- **Text shown**
>> START
Statistical Machine Translation Part II: Tree-Based SMT 
 
Dekai WU 
Human Language Technology Center 
Hong Kong University of Science and Technology (HKUST) 
Clear Water Bay, Hong Kong 
dekai@cs.ust.hk 
 
 
 
Abstract 
One of the most active and promising areas of 
statistical machine translation (SMT) research 
are tree-based SMT approaches. Tree-based 
SMT has the potential to overcome the 
weaknesses of early SMT architectures which (a) 
do not handle long-distance dependencies well, 
and (b) are underconstrained in that they allow 
too much flexibility in word reordering. 
In this tutorial, we will review the various 
possible approaches to tree-based SMT, ranging 
from the original Inversion Transduction 
Grammar (ITG) models to later models such as 
alignment templates, dependency models, tree-
to-string models, tree-to-tree models, and also 
probabilistic EBMT models. We will discuss the 
theoretical relationships between approaches, 
with critical analysis of their strengths and 
weaknesses. Within this framework we will 
survey the emerging comparative results from 
intriguing new large-scale empirical studies 
across various language pairs. We will consider 
what kind of constraints and biases can or 
should be imposed by models on the variation 
between unrelated human languages, and how 
this can facilitate efficient algorithms for a wide 
range of tasks in machine learning and 
processing of language. We will consider both 
scientific and engineering implications, and 
investigate the potential relationships to cross-
language universals.
>> END
- **To be done**
a) Please list every approach to tree-based SMT that the tree-based SMT abstract says the tutorial will review.
b) Write the next part of the tree-based SMT abstract, picking up after its final sentence.

(Dataset rows)
>> START
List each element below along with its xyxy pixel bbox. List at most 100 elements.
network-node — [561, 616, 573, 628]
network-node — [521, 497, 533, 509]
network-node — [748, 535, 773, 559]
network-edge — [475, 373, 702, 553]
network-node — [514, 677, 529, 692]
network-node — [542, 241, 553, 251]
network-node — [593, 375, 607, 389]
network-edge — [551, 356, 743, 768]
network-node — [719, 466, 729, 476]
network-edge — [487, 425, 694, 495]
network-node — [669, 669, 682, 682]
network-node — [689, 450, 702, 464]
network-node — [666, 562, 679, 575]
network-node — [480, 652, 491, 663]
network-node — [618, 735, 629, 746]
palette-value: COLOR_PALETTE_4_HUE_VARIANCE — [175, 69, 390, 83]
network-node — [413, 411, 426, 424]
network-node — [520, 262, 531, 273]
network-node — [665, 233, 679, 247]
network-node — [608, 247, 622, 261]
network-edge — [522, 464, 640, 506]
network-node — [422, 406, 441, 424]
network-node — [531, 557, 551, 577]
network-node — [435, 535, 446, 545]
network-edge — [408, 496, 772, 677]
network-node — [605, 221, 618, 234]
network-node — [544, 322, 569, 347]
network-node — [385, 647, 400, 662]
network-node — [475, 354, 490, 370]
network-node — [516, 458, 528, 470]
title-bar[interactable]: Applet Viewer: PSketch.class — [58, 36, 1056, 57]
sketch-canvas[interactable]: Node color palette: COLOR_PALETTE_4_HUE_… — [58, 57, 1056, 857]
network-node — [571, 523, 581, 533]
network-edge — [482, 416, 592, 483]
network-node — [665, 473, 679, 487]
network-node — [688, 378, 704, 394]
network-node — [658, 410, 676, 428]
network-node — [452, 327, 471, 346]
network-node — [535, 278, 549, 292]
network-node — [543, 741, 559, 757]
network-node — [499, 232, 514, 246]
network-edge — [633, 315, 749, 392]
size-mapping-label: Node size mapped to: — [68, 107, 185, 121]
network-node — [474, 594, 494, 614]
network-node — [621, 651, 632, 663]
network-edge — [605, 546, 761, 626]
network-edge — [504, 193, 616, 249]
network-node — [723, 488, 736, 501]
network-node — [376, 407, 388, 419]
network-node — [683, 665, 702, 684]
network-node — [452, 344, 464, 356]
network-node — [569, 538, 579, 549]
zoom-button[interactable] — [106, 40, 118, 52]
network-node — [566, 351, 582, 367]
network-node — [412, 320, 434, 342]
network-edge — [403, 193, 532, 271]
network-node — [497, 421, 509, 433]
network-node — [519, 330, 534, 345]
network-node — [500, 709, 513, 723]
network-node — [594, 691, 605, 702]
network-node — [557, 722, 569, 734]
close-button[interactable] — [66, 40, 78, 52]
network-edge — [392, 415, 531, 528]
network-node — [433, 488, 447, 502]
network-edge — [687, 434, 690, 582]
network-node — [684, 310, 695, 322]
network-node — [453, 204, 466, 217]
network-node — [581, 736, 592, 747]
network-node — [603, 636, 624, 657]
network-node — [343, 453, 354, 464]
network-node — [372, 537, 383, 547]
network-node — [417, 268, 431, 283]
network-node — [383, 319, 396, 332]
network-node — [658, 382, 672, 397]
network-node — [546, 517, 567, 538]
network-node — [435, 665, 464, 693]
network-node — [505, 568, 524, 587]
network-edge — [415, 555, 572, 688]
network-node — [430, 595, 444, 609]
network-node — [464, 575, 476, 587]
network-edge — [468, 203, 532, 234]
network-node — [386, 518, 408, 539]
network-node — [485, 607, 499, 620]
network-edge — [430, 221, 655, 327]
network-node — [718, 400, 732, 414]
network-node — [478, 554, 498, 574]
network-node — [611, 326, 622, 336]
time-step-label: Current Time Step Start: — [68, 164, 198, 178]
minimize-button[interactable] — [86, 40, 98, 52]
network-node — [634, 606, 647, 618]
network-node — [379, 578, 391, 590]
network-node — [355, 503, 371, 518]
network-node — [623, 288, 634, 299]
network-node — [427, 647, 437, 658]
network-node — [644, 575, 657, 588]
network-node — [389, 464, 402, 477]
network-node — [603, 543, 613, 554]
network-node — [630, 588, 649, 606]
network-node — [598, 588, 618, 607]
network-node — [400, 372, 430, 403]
>> END
- **Answer set**
a)
- Inversion Transduction Grammar (ITG) models
- alignment templates
- dependency models
- tree-to-string models
- tree-to-tree models
- probabilistic EBMT models

b)
Biography 
Prof. Wu received his PhD in Computer Science 
from the University of California at Berkeley, 
and was a postdoctoral fellow at the University 
of Toronto (Ontario, Canada) prior to joining 
HKUST in 1992. He received a BS in Computer 
Engineering from the University of California at 
San Diego (Revelle College departmental award, 
cum laude, Phi Beta Kappa) in 1984 and an 
Executive MBA from Kellogg and HKUST in 
2002. He has been a visiting researcher at 
Columbia University in 1995-96, Bell 
Laboratories in 1995, and the Technische 
Universität München (Munich, Germany) during 
1986-87. Prof. Wu serves as Associate Editor of 
ACM Transactions on Speech and Language 
Processing, Machine Translation, Journal of 
Natural Language Engineering, and 
Communications of COLIPS. He has also served 
as Co-Chair for EMNLP-2004, on the Editorial 
Board of Computational Linguistics, the 
Organizing Committee of ACL-2000 and 
WVLC-5 (SIGDAT 1997), and the Executive 
Committee of the Association for Computational 
Linguistics (ACL).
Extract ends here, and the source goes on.